* What you have to do *
Show all lines holding the string "color".

* Data excerpts *
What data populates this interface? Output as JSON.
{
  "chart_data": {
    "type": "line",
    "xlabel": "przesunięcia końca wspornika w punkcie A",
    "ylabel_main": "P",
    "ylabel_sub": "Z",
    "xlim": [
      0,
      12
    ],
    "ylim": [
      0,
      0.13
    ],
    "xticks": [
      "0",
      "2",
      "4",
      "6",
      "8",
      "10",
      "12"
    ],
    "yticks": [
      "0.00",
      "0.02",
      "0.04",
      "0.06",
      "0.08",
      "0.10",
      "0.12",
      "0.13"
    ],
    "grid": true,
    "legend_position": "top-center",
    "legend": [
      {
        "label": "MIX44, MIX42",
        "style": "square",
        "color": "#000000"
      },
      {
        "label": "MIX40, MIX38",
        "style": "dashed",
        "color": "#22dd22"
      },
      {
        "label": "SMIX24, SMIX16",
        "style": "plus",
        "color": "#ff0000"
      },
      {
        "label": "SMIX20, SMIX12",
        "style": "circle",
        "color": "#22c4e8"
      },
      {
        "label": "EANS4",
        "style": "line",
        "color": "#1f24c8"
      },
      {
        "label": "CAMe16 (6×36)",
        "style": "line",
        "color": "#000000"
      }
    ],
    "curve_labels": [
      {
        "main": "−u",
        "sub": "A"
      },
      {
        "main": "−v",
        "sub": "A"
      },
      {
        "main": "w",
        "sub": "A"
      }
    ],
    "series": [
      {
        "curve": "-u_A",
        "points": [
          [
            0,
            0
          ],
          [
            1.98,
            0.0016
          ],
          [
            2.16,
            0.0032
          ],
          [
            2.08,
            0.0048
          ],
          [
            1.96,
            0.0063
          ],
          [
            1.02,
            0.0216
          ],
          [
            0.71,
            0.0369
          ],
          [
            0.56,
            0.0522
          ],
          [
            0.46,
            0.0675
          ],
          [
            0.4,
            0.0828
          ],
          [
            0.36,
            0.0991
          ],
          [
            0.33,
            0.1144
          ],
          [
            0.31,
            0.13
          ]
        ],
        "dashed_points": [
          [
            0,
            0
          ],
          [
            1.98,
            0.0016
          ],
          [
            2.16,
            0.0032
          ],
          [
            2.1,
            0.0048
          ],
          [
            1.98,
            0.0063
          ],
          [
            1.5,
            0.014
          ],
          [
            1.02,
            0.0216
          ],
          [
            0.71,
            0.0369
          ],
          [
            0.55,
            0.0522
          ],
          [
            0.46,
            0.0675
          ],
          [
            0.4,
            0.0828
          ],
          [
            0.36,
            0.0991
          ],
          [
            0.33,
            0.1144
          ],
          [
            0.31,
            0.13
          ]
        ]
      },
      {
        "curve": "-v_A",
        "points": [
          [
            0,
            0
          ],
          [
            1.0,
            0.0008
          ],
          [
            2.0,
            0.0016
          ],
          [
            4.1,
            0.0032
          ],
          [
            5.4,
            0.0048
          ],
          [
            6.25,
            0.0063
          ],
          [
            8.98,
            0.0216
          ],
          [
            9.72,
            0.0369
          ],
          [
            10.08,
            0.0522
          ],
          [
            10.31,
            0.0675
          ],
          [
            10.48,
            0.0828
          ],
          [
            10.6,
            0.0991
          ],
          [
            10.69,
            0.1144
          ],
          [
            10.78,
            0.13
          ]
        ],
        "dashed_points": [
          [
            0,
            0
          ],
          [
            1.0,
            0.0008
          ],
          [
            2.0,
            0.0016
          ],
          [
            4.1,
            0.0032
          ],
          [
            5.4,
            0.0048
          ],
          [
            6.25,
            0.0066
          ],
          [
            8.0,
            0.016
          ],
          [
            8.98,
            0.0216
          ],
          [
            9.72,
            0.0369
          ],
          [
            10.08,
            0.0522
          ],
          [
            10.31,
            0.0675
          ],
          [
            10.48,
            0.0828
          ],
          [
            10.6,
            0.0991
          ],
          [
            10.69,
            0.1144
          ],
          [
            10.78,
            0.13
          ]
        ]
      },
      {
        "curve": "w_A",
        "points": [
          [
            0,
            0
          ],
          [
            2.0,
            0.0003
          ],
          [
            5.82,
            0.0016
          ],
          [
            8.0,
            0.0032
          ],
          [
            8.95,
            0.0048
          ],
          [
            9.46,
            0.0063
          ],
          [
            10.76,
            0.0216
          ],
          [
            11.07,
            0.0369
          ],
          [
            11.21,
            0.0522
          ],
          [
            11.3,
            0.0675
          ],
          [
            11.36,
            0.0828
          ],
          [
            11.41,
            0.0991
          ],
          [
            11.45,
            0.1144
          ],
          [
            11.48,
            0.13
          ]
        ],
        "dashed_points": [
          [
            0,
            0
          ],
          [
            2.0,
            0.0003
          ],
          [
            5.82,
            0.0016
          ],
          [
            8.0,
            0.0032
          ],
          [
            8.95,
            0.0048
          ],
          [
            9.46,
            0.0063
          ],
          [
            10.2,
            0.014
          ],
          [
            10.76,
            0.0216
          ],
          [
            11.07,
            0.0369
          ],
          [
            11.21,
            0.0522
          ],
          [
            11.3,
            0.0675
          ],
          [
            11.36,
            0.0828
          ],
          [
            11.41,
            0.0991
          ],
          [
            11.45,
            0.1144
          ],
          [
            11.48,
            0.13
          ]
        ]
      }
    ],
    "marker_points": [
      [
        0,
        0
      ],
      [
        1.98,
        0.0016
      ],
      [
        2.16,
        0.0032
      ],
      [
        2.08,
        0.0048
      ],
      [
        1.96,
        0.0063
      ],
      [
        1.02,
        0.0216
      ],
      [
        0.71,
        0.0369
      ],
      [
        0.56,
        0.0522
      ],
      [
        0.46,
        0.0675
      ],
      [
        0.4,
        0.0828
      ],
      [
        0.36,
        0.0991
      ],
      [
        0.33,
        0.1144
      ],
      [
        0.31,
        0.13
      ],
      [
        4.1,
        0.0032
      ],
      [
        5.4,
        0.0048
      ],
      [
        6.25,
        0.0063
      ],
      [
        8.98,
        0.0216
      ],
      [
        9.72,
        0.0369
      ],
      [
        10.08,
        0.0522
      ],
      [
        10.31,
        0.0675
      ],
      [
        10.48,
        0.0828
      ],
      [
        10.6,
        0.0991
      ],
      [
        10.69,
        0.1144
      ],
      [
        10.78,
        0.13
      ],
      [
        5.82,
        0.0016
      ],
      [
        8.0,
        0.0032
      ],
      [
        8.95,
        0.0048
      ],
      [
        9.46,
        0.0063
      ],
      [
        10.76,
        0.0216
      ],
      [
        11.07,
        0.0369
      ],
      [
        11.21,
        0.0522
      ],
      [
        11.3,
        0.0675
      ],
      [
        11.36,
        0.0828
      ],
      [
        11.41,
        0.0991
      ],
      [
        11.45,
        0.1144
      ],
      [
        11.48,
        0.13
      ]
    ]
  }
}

* Answer to this problem *
        "color": "#000000"
        "color": "#22dd22"
        "color": "#ff0000"
        "color": "#22c4e8"
        "color": "#1f24c8"
        "color": "#000000"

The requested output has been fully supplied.